## REQUIRED WORK
Your task is to copy every line of the records below that contains "label".

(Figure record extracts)

··········

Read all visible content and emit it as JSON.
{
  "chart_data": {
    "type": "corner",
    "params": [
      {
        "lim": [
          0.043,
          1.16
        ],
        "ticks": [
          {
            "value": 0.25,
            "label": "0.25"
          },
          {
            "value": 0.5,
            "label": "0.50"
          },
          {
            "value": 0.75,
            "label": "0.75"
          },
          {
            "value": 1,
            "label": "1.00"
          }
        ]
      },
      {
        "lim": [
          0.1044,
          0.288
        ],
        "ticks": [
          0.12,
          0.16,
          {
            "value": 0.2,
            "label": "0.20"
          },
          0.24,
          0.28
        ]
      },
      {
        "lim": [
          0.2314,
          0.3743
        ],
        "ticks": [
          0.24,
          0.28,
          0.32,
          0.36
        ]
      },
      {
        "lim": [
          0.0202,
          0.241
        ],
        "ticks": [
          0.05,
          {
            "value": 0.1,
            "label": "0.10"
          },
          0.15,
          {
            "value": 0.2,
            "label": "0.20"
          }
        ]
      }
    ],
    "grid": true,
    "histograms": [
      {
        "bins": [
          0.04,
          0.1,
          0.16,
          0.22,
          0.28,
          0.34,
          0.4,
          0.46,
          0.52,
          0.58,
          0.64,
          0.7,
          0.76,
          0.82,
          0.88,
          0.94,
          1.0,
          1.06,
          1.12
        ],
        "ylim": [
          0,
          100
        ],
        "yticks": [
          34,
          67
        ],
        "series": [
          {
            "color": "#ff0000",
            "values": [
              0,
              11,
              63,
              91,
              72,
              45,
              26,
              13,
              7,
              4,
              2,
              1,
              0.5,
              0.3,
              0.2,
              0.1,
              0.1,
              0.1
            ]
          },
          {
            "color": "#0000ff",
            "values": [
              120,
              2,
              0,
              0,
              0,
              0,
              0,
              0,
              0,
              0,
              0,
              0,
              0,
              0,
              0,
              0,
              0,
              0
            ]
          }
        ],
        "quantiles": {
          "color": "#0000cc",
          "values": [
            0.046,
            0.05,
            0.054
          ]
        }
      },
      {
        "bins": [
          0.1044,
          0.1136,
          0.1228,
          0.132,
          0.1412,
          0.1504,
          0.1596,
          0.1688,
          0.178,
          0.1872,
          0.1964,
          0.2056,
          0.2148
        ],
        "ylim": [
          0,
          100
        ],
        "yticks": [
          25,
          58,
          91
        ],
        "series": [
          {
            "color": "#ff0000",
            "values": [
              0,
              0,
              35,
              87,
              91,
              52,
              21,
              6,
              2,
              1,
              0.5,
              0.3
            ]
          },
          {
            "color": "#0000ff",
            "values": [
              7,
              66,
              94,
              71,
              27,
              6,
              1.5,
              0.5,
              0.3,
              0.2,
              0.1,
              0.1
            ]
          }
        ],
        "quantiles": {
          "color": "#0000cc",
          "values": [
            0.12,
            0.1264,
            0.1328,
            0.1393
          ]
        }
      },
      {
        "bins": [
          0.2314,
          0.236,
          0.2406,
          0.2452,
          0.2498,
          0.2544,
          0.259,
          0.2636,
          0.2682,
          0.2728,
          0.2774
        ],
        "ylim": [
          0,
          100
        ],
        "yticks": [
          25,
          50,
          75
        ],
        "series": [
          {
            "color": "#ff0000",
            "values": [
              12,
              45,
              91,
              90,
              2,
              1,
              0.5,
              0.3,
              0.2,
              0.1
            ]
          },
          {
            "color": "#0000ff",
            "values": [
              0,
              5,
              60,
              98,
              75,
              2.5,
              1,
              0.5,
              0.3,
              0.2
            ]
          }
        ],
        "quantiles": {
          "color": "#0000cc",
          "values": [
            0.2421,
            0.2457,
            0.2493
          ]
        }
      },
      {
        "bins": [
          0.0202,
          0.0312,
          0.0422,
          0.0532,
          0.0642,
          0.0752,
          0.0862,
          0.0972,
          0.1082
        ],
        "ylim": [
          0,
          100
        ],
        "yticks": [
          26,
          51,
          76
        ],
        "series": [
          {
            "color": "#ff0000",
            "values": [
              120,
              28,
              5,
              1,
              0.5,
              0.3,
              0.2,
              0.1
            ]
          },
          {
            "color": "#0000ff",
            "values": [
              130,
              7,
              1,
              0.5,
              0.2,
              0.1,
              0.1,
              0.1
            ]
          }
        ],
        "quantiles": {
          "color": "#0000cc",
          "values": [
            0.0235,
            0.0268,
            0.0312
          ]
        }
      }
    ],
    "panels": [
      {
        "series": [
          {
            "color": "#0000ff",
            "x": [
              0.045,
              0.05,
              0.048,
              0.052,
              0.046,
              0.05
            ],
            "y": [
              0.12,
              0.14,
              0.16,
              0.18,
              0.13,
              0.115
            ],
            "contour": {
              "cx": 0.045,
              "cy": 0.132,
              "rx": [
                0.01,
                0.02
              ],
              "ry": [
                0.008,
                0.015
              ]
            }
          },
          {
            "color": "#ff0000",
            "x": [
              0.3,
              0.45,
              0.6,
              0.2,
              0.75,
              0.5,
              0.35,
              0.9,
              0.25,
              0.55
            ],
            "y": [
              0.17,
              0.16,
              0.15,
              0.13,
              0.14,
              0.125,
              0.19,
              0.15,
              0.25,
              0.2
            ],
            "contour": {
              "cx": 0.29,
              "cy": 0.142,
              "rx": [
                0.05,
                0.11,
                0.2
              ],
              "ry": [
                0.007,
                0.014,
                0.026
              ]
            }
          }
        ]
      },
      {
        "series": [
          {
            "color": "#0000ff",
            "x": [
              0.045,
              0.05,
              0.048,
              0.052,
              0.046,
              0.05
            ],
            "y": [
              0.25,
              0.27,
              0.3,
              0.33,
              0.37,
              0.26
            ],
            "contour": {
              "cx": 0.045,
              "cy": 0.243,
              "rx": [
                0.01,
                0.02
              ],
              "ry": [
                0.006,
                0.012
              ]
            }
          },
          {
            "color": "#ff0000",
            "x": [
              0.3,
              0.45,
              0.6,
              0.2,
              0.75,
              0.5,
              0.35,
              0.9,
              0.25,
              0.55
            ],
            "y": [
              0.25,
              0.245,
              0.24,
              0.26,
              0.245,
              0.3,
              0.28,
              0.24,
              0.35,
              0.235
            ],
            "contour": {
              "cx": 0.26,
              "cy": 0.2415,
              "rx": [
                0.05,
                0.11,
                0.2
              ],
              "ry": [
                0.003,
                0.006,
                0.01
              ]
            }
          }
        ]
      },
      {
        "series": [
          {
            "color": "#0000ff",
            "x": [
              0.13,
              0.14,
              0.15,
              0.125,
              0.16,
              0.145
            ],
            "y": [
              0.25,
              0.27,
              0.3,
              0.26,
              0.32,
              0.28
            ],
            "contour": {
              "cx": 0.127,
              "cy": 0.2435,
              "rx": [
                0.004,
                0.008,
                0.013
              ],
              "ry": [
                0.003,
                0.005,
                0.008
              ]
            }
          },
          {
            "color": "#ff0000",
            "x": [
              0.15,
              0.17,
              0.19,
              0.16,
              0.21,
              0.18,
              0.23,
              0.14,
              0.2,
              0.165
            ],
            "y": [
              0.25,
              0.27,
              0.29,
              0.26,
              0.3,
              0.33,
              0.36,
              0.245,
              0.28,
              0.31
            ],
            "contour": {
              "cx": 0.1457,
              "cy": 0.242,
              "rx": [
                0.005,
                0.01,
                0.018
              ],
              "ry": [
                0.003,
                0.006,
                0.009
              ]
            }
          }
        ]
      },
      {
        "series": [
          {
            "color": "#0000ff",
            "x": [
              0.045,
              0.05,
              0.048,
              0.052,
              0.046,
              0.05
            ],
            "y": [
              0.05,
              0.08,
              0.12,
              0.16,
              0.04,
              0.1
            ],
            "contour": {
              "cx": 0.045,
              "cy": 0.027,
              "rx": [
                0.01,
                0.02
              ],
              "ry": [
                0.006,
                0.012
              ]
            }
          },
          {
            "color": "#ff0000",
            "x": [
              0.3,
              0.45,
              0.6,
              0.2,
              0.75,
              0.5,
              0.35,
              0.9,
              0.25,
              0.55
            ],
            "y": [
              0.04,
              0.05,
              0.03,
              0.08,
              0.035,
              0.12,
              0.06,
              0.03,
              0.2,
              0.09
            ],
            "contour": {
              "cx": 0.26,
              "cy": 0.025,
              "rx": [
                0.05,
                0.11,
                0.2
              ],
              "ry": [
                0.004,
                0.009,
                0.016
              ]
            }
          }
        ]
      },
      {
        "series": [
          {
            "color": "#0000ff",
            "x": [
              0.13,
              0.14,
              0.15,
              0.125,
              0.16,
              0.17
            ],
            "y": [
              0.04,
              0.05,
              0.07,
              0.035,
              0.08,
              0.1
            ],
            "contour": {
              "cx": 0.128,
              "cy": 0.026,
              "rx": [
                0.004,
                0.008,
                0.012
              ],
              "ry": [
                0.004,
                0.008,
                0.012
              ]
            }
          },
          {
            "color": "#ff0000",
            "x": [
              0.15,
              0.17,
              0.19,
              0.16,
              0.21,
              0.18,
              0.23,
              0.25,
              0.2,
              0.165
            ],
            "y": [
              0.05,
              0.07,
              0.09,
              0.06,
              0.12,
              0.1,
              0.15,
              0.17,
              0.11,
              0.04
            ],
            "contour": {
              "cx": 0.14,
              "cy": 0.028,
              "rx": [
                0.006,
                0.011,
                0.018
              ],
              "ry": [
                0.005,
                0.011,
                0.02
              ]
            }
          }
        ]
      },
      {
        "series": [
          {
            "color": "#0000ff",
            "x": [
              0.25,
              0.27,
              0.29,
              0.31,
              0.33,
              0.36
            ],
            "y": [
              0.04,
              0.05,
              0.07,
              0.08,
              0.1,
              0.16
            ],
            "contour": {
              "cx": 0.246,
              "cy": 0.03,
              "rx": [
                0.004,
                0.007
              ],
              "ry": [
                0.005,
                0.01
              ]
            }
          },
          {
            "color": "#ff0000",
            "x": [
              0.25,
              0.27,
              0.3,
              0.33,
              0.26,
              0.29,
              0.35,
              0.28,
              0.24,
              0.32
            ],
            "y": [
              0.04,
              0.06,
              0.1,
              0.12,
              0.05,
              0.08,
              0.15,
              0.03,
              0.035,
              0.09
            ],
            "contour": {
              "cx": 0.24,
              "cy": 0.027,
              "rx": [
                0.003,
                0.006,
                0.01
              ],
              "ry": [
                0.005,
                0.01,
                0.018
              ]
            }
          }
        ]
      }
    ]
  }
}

··········

## RESPONSE TO THIS TASK
            "label": "0.25"
            "label": "0.50"
            "label": "0.75"
            "label": "1.00"
            "label": "0.20"
            "label": "0.10"
            "label": "0.20"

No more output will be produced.